TASK PROMPT
Give the data from the start through the line containing "video-dot xyxy=(733,413,736,417)" as a Markdown table with the columns Line and Entry, one row per line with its number, leaving out blank lines.

Layout dataset entries
__________________________________________________

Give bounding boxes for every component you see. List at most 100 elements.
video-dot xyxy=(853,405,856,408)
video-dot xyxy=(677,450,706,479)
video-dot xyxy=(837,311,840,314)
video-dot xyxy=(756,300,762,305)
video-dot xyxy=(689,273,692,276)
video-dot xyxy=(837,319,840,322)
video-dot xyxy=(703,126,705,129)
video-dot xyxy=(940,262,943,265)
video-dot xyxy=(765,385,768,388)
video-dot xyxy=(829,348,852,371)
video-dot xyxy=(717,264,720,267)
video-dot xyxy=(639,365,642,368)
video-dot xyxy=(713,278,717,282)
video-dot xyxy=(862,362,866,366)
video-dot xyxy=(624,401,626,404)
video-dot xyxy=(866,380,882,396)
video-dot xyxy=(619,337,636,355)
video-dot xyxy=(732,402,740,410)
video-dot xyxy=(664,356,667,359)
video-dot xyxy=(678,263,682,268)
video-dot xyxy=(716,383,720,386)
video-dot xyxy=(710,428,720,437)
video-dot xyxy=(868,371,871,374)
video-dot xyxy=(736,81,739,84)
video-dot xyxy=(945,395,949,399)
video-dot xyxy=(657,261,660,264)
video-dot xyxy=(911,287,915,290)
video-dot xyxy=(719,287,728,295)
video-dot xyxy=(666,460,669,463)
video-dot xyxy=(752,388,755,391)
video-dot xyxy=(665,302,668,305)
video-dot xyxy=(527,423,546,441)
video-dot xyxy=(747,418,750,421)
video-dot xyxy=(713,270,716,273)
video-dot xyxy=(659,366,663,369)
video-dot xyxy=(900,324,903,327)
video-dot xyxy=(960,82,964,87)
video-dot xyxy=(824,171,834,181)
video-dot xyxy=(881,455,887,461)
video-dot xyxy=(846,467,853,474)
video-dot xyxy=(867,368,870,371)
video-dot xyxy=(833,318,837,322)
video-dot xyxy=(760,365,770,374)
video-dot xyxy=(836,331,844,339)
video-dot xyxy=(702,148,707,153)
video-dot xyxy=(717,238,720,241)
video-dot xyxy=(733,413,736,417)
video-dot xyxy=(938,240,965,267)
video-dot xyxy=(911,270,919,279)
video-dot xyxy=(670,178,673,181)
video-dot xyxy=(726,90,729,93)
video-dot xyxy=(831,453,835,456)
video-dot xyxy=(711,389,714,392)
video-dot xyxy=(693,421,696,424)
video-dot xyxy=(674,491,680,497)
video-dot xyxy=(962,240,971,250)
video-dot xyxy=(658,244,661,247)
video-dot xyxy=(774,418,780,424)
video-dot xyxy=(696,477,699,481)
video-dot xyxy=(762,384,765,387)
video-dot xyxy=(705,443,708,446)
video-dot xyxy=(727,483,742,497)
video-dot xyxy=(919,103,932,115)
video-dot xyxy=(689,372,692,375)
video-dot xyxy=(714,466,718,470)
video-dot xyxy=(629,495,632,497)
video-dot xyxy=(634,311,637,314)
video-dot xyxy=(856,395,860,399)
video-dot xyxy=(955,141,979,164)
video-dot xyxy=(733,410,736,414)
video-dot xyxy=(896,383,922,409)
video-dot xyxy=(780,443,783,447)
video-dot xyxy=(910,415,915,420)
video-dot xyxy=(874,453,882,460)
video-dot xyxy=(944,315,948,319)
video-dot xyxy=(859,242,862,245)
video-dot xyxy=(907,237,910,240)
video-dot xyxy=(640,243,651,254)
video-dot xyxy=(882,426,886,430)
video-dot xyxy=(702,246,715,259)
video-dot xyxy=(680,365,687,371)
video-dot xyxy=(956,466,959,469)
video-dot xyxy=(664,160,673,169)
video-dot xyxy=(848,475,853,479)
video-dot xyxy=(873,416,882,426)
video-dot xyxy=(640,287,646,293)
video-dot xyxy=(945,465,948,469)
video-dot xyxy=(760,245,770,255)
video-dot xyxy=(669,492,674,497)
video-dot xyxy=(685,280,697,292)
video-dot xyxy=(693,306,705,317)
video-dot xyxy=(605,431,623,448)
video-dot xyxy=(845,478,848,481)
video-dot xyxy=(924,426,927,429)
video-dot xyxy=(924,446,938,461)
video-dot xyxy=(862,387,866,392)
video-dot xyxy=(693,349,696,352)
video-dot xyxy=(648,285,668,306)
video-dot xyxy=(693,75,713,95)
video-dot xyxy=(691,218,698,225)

__________________________________________________

CORRECT OUTPUT
| Line | Entry |
|---|---|
| 1 | Give bounding boxes for every component you see. List at most 100 elements. |
| 2 | video-dot xyxy=(853,405,856,408) |
| 3 | video-dot xyxy=(677,450,706,479) |
| 4 | video-dot xyxy=(837,311,840,314) |
| 5 | video-dot xyxy=(756,300,762,305) |
| 6 | video-dot xyxy=(689,273,692,276) |
| 7 | video-dot xyxy=(837,319,840,322) |
| 8 | video-dot xyxy=(703,126,705,129) |
| 9 | video-dot xyxy=(940,262,943,265) |
| 10 | video-dot xyxy=(765,385,768,388) |
| 11 | video-dot xyxy=(829,348,852,371) |
| 12 | video-dot xyxy=(717,264,720,267) |
| 13 | video-dot xyxy=(639,365,642,368) |
| 14 | video-dot xyxy=(713,278,717,282) |
| 15 | video-dot xyxy=(862,362,866,366) |
| 16 | video-dot xyxy=(624,401,626,404) |
| 17 | video-dot xyxy=(866,380,882,396) |
| 18 | video-dot xyxy=(619,337,636,355) |
| 19 | video-dot xyxy=(732,402,740,410) |
| 20 | video-dot xyxy=(664,356,667,359) |
| 21 | video-dot xyxy=(678,263,682,268) |
| 22 | video-dot xyxy=(716,383,720,386) |
| 23 | video-dot xyxy=(710,428,720,437) |
| 24 | video-dot xyxy=(868,371,871,374) |
| 25 | video-dot xyxy=(736,81,739,84) |
| 26 | video-dot xyxy=(945,395,949,399) |
| 27 | video-dot xyxy=(657,261,660,264) |
| 28 | video-dot xyxy=(911,287,915,290) |
| 29 | video-dot xyxy=(719,287,728,295) |
| 30 | video-dot xyxy=(666,460,669,463) |
| 31 | video-dot xyxy=(752,388,755,391) |
| 32 | video-dot xyxy=(665,302,668,305) |
| 33 | video-dot xyxy=(527,423,546,441) |
| 34 | video-dot xyxy=(747,418,750,421) |
| 35 | video-dot xyxy=(713,270,716,273) |
| 36 | video-dot xyxy=(659,366,663,369) |
| 37 | video-dot xyxy=(900,324,903,327) |
| 38 | video-dot xyxy=(960,82,964,87) |
| 39 | video-dot xyxy=(824,171,834,181) |
| 40 | video-dot xyxy=(881,455,887,461) |
| 41 | video-dot xyxy=(846,467,853,474) |
| 42 | video-dot xyxy=(867,368,870,371) |
| 43 | video-dot xyxy=(833,318,837,322) |
| 44 | video-dot xyxy=(760,365,770,374) |
| 45 | video-dot xyxy=(836,331,844,339) |
| 46 | video-dot xyxy=(702,148,707,153) |
| 47 | video-dot xyxy=(717,238,720,241) |
| 48 | video-dot xyxy=(733,413,736,417) |